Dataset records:
————

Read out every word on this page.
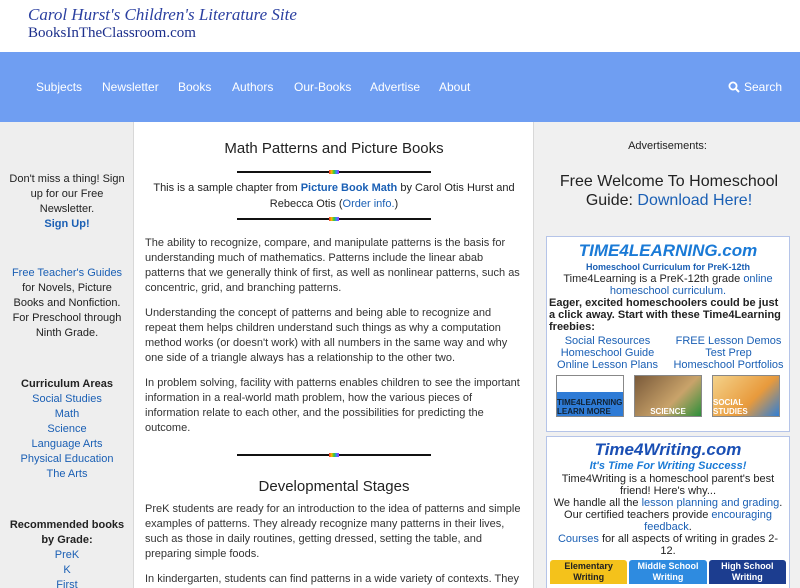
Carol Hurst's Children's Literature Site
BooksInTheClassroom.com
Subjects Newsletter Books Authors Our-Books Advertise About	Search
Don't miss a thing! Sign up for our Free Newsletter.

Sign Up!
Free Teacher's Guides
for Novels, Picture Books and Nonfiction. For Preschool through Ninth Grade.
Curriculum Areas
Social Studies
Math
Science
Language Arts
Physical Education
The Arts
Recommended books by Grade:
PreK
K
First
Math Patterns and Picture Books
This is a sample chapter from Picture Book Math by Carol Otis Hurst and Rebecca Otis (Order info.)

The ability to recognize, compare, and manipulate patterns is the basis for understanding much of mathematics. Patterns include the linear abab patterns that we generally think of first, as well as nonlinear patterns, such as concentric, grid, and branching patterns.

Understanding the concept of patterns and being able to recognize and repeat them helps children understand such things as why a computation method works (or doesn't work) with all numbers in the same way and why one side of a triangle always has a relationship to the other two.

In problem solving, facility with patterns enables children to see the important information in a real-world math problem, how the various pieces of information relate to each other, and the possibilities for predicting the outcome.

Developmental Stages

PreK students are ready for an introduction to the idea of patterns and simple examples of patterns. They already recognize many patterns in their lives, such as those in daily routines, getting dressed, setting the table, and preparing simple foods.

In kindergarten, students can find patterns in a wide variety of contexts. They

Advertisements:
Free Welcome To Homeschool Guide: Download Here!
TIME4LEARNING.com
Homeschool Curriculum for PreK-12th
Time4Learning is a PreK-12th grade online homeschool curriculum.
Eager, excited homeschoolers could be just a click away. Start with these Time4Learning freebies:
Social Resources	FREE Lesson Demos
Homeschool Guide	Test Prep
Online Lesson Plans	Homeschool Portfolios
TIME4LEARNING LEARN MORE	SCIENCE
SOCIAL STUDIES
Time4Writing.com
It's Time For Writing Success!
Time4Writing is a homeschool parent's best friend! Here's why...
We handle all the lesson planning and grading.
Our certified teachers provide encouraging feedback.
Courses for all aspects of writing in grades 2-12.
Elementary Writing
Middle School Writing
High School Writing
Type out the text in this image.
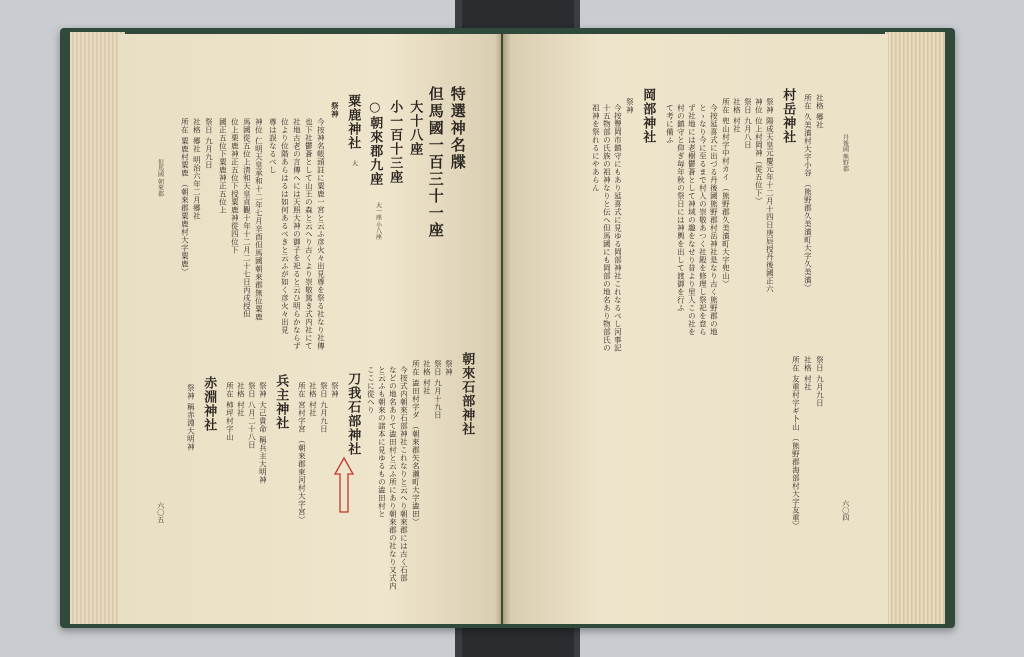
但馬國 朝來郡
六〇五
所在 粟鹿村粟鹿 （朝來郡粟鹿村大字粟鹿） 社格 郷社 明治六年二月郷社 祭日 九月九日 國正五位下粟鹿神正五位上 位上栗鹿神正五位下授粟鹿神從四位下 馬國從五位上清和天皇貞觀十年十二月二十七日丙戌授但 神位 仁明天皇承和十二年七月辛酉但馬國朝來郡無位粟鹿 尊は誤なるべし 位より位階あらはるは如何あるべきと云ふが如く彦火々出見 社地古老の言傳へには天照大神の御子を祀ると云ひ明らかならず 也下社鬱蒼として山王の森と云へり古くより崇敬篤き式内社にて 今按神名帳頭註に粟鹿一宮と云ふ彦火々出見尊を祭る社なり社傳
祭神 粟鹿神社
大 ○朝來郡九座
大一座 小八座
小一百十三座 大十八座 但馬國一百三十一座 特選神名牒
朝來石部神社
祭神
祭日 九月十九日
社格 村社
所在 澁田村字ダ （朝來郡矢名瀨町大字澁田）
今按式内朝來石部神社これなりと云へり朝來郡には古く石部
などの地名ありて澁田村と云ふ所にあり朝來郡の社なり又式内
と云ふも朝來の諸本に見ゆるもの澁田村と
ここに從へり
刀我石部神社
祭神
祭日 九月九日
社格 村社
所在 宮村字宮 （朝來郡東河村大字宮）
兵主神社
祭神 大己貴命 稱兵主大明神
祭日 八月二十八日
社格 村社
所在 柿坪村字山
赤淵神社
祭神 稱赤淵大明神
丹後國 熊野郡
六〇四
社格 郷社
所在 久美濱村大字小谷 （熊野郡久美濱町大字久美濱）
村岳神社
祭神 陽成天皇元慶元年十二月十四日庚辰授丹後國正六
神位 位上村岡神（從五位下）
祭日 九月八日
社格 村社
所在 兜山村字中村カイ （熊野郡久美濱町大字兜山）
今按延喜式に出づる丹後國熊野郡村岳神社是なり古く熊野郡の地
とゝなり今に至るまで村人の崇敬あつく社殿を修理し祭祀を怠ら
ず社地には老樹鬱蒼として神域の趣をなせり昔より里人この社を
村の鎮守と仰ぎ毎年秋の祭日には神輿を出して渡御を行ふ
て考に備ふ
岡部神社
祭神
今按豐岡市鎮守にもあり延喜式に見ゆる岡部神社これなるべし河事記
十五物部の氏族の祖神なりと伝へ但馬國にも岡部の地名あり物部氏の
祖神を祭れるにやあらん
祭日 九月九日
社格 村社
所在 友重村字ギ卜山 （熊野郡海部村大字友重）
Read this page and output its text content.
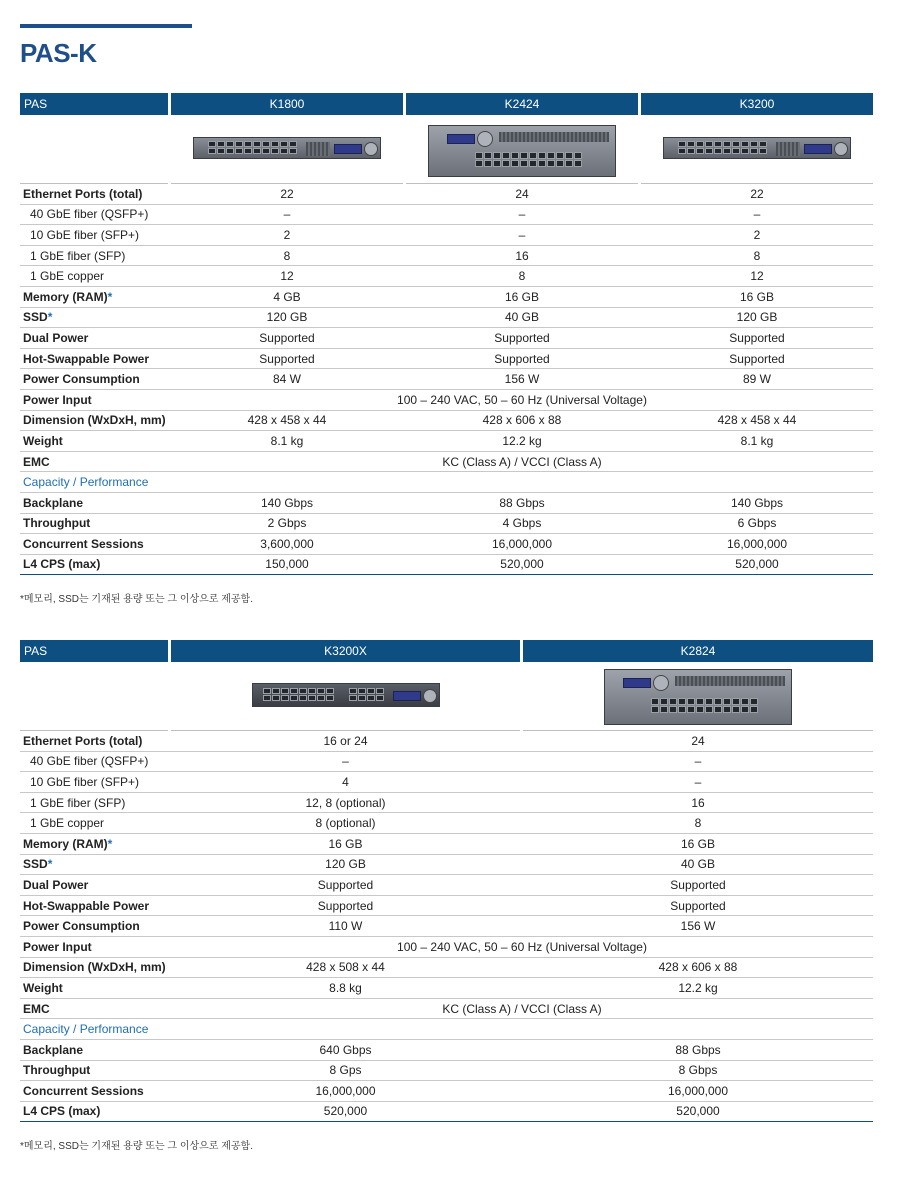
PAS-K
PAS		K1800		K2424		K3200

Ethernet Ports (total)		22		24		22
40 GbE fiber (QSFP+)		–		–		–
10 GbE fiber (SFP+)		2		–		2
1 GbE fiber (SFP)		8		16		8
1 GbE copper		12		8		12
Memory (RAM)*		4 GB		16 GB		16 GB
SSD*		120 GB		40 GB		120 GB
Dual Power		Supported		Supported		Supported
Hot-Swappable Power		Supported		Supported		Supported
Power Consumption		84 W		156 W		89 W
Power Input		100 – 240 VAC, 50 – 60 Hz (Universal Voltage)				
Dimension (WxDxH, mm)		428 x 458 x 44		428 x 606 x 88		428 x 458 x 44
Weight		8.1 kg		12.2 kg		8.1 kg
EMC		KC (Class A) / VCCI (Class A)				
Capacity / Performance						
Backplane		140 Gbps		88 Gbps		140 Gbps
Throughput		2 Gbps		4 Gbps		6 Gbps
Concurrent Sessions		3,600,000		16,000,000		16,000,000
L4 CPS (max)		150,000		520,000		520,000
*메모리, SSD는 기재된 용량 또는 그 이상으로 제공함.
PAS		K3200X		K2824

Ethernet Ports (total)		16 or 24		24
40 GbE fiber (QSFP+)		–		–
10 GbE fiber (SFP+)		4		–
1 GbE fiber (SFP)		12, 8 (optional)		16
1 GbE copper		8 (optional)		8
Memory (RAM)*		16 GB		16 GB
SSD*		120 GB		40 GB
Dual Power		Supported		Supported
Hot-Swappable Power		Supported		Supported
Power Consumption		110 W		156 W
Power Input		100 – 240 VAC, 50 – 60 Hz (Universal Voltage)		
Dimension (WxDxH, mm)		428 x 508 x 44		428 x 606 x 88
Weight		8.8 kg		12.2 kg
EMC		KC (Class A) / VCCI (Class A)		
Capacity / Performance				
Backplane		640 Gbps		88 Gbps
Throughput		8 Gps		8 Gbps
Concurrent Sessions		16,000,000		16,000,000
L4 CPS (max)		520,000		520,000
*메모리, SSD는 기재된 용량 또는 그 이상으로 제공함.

————

Quote all the lines above exactly as given. Do not include the pictures.

Read out every word on this page.
Carol Hurst's Children's Literature Site
BooksInTheClassroom.com
Subjects Newsletter Books Authors Our-Books Advertise About	Search
Don't miss a thing! Sign up for our Free Newsletter.

Sign Up!
Free Teacher's Guides
for Novels, Picture Books and Nonfiction. For Preschool through Ninth Grade.
Curriculum Areas
Social Studies
Math
Science
Language Arts
Physical Education
The Arts
Recommended books by Grade:
PreK
K
First
Math Patterns and Picture Books
This is a sample chapter from Picture Book Math by Carol Otis Hurst and Rebecca Otis (Order info.)

The ability to recognize, compare, and manipulate patterns is the basis for understanding much of mathematics. Patterns include the linear abab patterns that we generally think of first, as well as nonlinear patterns, such as concentric, grid, and branching patterns.

Understanding the concept of patterns and being able to recognize and repeat them helps children understand such things as why a computation method works (or doesn't work) with all numbers in the same way and why one side of a triangle always has a relationship to the other two.

In problem solving, facility with patterns enables children to see the important information in a real-world math problem, how the various pieces of information relate to each other, and the possibilities for predicting the outcome.

Developmental Stages

PreK students are ready for an introduction to the idea of patterns and simple examples of patterns. They already recognize many patterns in their lives, such as those in daily routines, getting dressed, setting the table, and preparing simple foods.

In kindergarten, students can find patterns in a wide variety of contexts. They

Advertisements:
Free Welcome To Homeschool Guide: Download Here!
TIME4LEARNING.com
Homeschool Curriculum for PreK-12th
Time4Learning is a PreK-12th grade online homeschool curriculum.
Eager, excited homeschoolers could be just a click away. Start with these Time4Learning freebies:
Social Resources	FREE Lesson Demos
Homeschool Guide	Test Prep
Online Lesson Plans	Homeschool Portfolios
TIME4LEARNING LEARN MORE	SCIENCE
SOCIAL STUDIES
Time4Writing.com
It's Time For Writing Success!
Time4Writing is a homeschool parent's best friend! Here's why...
We handle all the lesson planning and grading.
Our certified teachers provide encouraging feedback.
Courses for all aspects of writing in grades 2-12.
Elementary Writing
Middle School Writing
High School Writing
Type out the text in this image.
但馬國 朝來郡
六〇五
所在 粟鹿村粟鹿 （朝來郡粟鹿村大字粟鹿） 社格 郷社 明治六年二月郷社 祭日 九月九日 國正五位下粟鹿神正五位上 位上栗鹿神正五位下授粟鹿神從四位下 馬國從五位上清和天皇貞觀十年十二月二十七日丙戌授但 神位 仁明天皇承和十二年七月辛酉但馬國朝來郡無位粟鹿 尊は誤なるべし 位より位階あらはるは如何あるべきと云ふが如く彦火々出見 社地古老の言傳へには天照大神の御子を祀ると云ひ明らかならず 也下社鬱蒼として山王の森と云へり古くより崇敬篤き式内社にて 今按神名帳頭註に粟鹿一宮と云ふ彦火々出見尊を祭る社なり社傳
祭神 粟鹿神社
大 ○朝來郡九座
大一座 小八座
小一百十三座 大十八座 但馬國一百三十一座 特選神名牒
朝來石部神社
祭神
祭日 九月十九日
社格 村社
所在 澁田村字ダ （朝來郡矢名瀨町大字澁田）
今按式内朝來石部神社これなりと云へり朝來郡には古く石部
などの地名ありて澁田村と云ふ所にあり朝來郡の社なり又式内
と云ふも朝來の諸本に見ゆるもの澁田村と
ここに從へり
刀我石部神社
祭神
祭日 九月九日
社格 村社
所在 宮村字宮 （朝來郡東河村大字宮）
兵主神社
祭神 大己貴命 稱兵主大明神
祭日 八月二十八日
社格 村社
所在 柿坪村字山
赤淵神社
祭神 稱赤淵大明神
丹後國 熊野郡
六〇四
社格 郷社
所在 久美濱村大字小谷 （熊野郡久美濱町大字久美濱）
村岳神社
祭神 陽成天皇元慶元年十二月十四日庚辰授丹後國正六
神位 位上村岡神（從五位下）
祭日 九月八日
社格 村社
所在 兜山村字中村カイ （熊野郡久美濱町大字兜山）
今按延喜式に出づる丹後國熊野郡村岳神社是なり古く熊野郡の地
とゝなり今に至るまで村人の崇敬あつく社殿を修理し祭祀を怠ら
ず社地には老樹鬱蒼として神域の趣をなせり昔より里人この社を
村の鎮守と仰ぎ毎年秋の祭日には神輿を出して渡御を行ふ
て考に備ふ
岡部神社
祭神
今按豐岡市鎮守にもあり延喜式に見ゆる岡部神社これなるべし河事記
十五物部の氏族の祖神なりと伝へ但馬國にも岡部の地名あり物部氏の
祖神を祭れるにやあらん
祭日 九月九日
社格 村社
所在 友重村字ギ卜山 （熊野郡海部村大字友重）
Read this page and output its text content.
PAS-K
PAS		K1800		K2424		K3200

Ethernet Ports (total)		22		24		22
40 GbE fiber (QSFP+)		–		–		–
10 GbE fiber (SFP+)		2		–		2
1 GbE fiber (SFP)		8		16		8
1 GbE copper		12		8		12
Memory (RAM)*		4 GB		16 GB		16 GB
SSD*		120 GB		40 GB		120 GB
Dual Power		Supported		Supported		Supported
Hot-Swappable Power		Supported		Supported		Supported
Power Consumption		84 W		156 W		89 W
Power Input		100 – 240 VAC, 50 – 60 Hz (Universal Voltage)				
Dimension (WxDxH, mm)		428 x 458 x 44		428 x 606 x 88		428 x 458 x 44
Weight		8.1 kg		12.2 kg		8.1 kg
EMC		KC (Class A) / VCCI (Class A)				
Capacity / Performance						
Backplane		140 Gbps		88 Gbps		140 Gbps
Throughput		2 Gbps		4 Gbps		6 Gbps
Concurrent Sessions		3,600,000		16,000,000		16,000,000
L4 CPS (max)		150,000		520,000		520,000
*메모리, SSD는 기재된 용량 또는 그 이상으로 제공함.
PAS		K3200X		K2824

Ethernet Ports (total)		16 or 24		24
40 GbE fiber (QSFP+)		–		–
10 GbE fiber (SFP+)		4		–
1 GbE fiber (SFP)		12, 8 (optional)		16
1 GbE copper		8 (optional)		8
Memory (RAM)*		16 GB		16 GB
SSD*		120 GB		40 GB
Dual Power		Supported		Supported
Hot-Swappable Power		Supported		Supported
Power Consumption		110 W		156 W
Power Input		100 – 240 VAC, 50 – 60 Hz (Universal Voltage)		
Dimension (WxDxH, mm)		428 x 508 x 44		428 x 606 x 88
Weight		8.8 kg		12.2 kg
EMC		KC (Class A) / VCCI (Class A)		
Capacity / Performance				
Backplane		640 Gbps		88 Gbps
Throughput		8 Gps		8 Gbps
Concurrent Sessions		16,000,000		16,000,000
L4 CPS (max)		520,000		520,000
*메모리, SSD는 기재된 용량 또는 그 이상으로 제공함.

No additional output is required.